### Records:
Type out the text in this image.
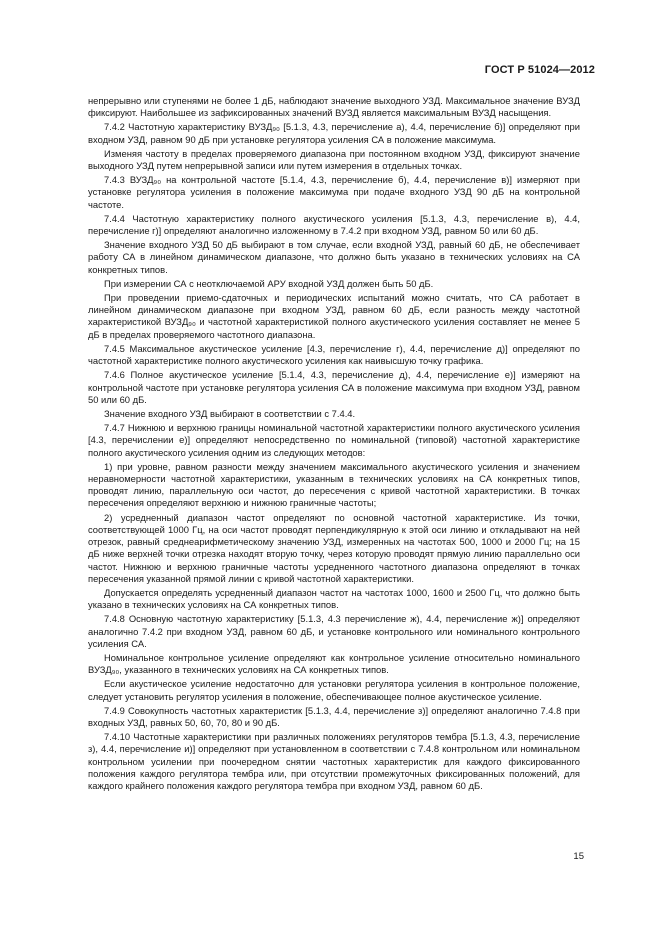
ГОСТ Р 51024—2012

непрерывно или ступенями не более 1 дБ, наблюдают значение выходного УЗД. Максимальное значение ВУЗД фиксируют. Наибольшее из зафиксированных значений ВУЗД является максимальным ВУЗД насыщения.

7.4.2 Частотную характеристику ВУЗД₉₀ [5.1.3, 4.3, перечисление а), 4.4, перечисление б)] определяют при входном УЗД, равном 90 дБ при установке регулятора усиления СА в положение максимума.

Изменяя частоту в пределах проверяемого диапазона при постоянном входном УЗД, фиксируют значение выходного УЗД путем непрерывной записи или путем измерения в отдельных точках.

7.4.3 ВУЗД₉₀ на контрольной частоте [5.1.4, 4.3, перечисление б), 4.4, перечисление в)] измеряют при установке регулятора усиления в положение максимума при подаче входного УЗД 90 дБ на контрольной частоте.

7.4.4 Частотную характеристику полного акустического усиления [5.1.3, 4.3, перечисление в), 4.4, перечисление г)] определяют аналогично изложенному в 7.4.2 при входном УЗД, равном 50 или 60 дБ.

Значение входного УЗД 50 дБ выбирают в том случае, если входной УЗД, равный 60 дБ, не обеспечивает работу СА в линейном динамическом диапазоне, что должно быть указано в технических условиях на СА конкретных типов.

При измерении СА с неотключаемой АРУ входной УЗД должен быть 50 дБ.

При проведении приемо-сдаточных и периодических испытаний можно считать, что СА работает в линейном динамическом диапазоне при входном УЗД, равном 60 дБ, если разность между частотной характеристикой ВУЗД₉₀ и частотной характеристикой полного акустического усиления составляет не менее 5 дБ в пределах проверяемого частотного диапазона.

7.4.5 Максимальное акустическое усиление [4.3, перечисление г), 4.4, перечисление д)] определяют по частотной характеристике полного акустического усиления как наивысшую точку графика.

7.4.6 Полное акустическое усиление [5.1.4, 4.3, перечисление д), 4.4, перечисление е)] измеряют на контрольной частоте при установке регулятора усиления СА в положение максимума при входном УЗД, равном 50 или 60 дБ.

Значение входного УЗД выбирают в соответствии с 7.4.4.

7.4.7 Нижнюю и верхнюю границы номинальной частотной характеристики полного акустического усиления [4.3, перечислении е)] определяют непосредственно по номинальной (типовой) частотной характеристике полного акустического усиления одним из следующих методов:

1) при уровне, равном разности между значением максимального акустического усиления и значением неравномерности частотной характеристики, указанным в технических условиях на СА конкретных типов, проводят линию, параллельную оси частот, до пересечения с кривой частотной характеристики. В точках пересечения определяют верхнюю и нижнюю граничные частоты;

2) усредненный диапазон частот определяют по основной частотной характеристике. Из точки, соответствующей 1000 Гц, на оси частот проводят перпендикулярную к этой оси линию и откладывают на ней отрезок, равный среднеарифметическому значению УЗД, измеренных на частотах 500, 1000 и 2000 Гц; на 15 дБ ниже верхней точки отрезка находят вторую точку, через которую проводят прямую линию параллельно оси частот. Нижнюю и верхнюю граничные частоты усредненного частотного диапазона определяют в точках пересечения указанной прямой линии с кривой частотной характеристики.

Допускается определять усредненный диапазон частот на частотах 1000, 1600 и 2500 Гц, что должно быть указано в технических условиях на СА конкретных типов.

7.4.8 Основную частотную характеристику [5.1.3, 4.3 перечисление ж), 4.4, перечисление ж)] определяют аналогично 7.4.2 при входном УЗД, равном 60 дБ, и установке контрольного или номинального контрольного усиления СА.

Номинальное контрольное усиление определяют как контрольное усиление относительно номинального ВУЗД₉₀, указанного в технических условиях на СА конкретных типов.

Если акустическое усиление недостаточно для установки регулятора усиления в контрольное положение, следует установить регулятор усиления в положение, обеспечивающее полное акустическое усиление.

7.4.9 Совокупность частотных характеристик [5.1.3, 4.4, перечисление з)] определяют аналогично 7.4.8 при входных УЗД, равных 50, 60, 70, 80 и 90 дБ.

7.4.10 Частотные характеристики при различных положениях регуляторов тембра [5.1.3, 4.3, перечисление з), 4.4, перечисление и)] определяют при установленном в соответствии с 7.4.8 контрольном или номинальном контрольном усилении при поочередном снятии частотных характеристик для каждого фиксированного положения каждого регулятора тембра или, при отсутствии промежуточных фиксированных положений, для каждого крайнего положения каждого регулятора тембра при входном УЗД, равном 60 дБ.

15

### What to work on:
Identify every line above with the string "максимума" in it. Copy those lines.

### Task result:
7.4.2 Частотную характеристику ВУЗД₉₀ [5.1.3, 4.3, перечисление а), 4.4, перечисление б)] определяют при входном УЗД, равном 90 дБ при установке регулятора усиления СА в положение максимума.
7.4.3 ВУЗД₉₀ на контрольной частоте [5.1.4, 4.3, перечисление б), 4.4, перечисление в)] измеряют при установке регулятора усиления в положение максимума при подаче входного УЗД 90 дБ на контрольной частоте.
7.4.6 Полное акустическое усиление [5.1.4, 4.3, перечисление д), 4.4, перечисление е)] измеряют на контрольной частоте при установке регулятора усиления СА в положение максимума при входном УЗД, равном 50 или 60 дБ.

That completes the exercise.